Task to carry out:
Return, word for word, every line that follows.

Data for processing:

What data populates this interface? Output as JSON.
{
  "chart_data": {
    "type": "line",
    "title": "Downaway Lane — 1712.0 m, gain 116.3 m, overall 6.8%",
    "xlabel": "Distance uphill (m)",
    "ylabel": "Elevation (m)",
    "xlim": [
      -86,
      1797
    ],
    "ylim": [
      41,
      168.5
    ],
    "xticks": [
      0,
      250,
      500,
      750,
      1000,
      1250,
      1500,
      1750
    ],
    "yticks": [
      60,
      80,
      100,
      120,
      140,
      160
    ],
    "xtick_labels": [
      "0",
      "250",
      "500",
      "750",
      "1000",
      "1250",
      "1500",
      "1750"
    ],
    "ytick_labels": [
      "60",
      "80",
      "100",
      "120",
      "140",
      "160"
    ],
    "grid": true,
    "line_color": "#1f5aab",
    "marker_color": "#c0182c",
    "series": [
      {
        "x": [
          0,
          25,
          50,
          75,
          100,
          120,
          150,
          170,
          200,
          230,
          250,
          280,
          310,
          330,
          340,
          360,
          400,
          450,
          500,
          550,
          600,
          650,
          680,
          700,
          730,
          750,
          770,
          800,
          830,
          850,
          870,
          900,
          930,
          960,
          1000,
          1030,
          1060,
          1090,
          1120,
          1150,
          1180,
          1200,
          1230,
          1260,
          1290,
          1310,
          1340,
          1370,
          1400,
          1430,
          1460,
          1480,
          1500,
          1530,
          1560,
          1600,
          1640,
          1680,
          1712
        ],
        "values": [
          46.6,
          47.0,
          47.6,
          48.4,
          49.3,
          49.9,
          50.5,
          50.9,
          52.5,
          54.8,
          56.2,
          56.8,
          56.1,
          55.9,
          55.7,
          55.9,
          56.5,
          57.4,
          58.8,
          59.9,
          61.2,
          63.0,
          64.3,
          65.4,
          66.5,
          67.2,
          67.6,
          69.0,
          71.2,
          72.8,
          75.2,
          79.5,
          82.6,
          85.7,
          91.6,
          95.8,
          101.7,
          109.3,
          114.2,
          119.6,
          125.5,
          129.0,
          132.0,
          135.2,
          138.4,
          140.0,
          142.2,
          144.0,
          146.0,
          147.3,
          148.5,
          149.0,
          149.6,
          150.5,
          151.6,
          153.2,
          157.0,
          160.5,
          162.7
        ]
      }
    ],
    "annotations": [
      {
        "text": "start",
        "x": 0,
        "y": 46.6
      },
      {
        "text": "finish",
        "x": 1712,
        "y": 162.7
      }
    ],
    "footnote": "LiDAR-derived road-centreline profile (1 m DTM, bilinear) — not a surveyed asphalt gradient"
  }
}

Answer for this exercise:
What data populates this interface? Output as JSON.
{
  "chart_data": {
    "type": "line",
    "title": "Downaway Lane — 1712.0 m, gain 116.3 m, overall 6.8%",
    "xlabel": "Distance uphill (m)",
    "ylabel": "Elevation (m)",
    "xlim": [
      -86,
      1797
    ],
    "ylim": [
      41,
      168.5
    ],
    "xticks": [
      0,
      250,
      500,
      750,
      1000,
      1250,
      1500,
      1750
    ],
    "yticks": [
      60,
      80,
      100,
      120,
      140,
      160
    ],
    "xtick_labels": [
      "0",
      "250",
      "500",
      "750",
      "1000",
      "1250",
      "1500",
      "1750"
    ],
    "ytick_labels": [
      "60",
      "80",
      "100",
      "120",
      "140",
      "160"
    ],
    "grid": true,
    "line_color": "#1f5aab",
    "marker_color": "#c0182c",
    "series": [
      {
        "x": [
          0,
          25,
          50,
          75,
          100,
          120,
          150,
          170,
          200,
          230,
          250,
          280,
          310,
          330,
          340,
          360,
          400,
          450,
          500,
          550,
          600,
          650,
          680,
          700,
          730,
          750,
          770,
          800,
          830,
          850,
          870,
          900,
          930,
          960,
          1000,
          1030,
          1060,
          1090,
          1120,
          1150,
          1180,
          1200,
          1230,
          1260,
          1290,
          1310,
          1340,
          1370,
          1400,
          1430,
          1460,
          1480,
          1500,
          1530,
          1560,
          1600,
          1640,
          1680,
          1712
        ],
        "values": [
          46.6,
          47.0,
          47.6,
          48.4,
          49.3,
          49.9,
          50.5,
          50.9,
          52.5,
          54.8,
          56.2,
          56.8,
          56.1,
          55.9,
          55.7,
          55.9,
          56.5,
          57.4,
          58.8,
          59.9,
          61.2,
          63.0,
          64.3,
          65.4,
          66.5,
          67.2,
          67.6,
          69.0,
          71.2,
          72.8,
          75.2,
          79.5,
          82.6,
          85.7,
          91.6,
          95.8,
          101.7,
          109.3,
          114.2,
          119.6,
          125.5,
          129.0,
          132.0,
          135.2,
          138.4,
          140.0,
          142.2,
          144.0,
          146.0,
          147.3,
          148.5,
          149.0,
          149.6,
          150.5,
          151.6,
          153.2,
          157.0,
          160.5,
          162.7
        ]
      }
    ],
    "annotations": [
      {
        "text": "start",
        "x": 0,
        "y": 46.6
      },
      {
        "text": "finish",
        "x": 1712,
        "y": 162.7
      }
    ],
    "footnote": "LiDAR-derived road-centreline profile (1 m DTM, bilinear) — not a surveyed asphalt gradient"
  }
}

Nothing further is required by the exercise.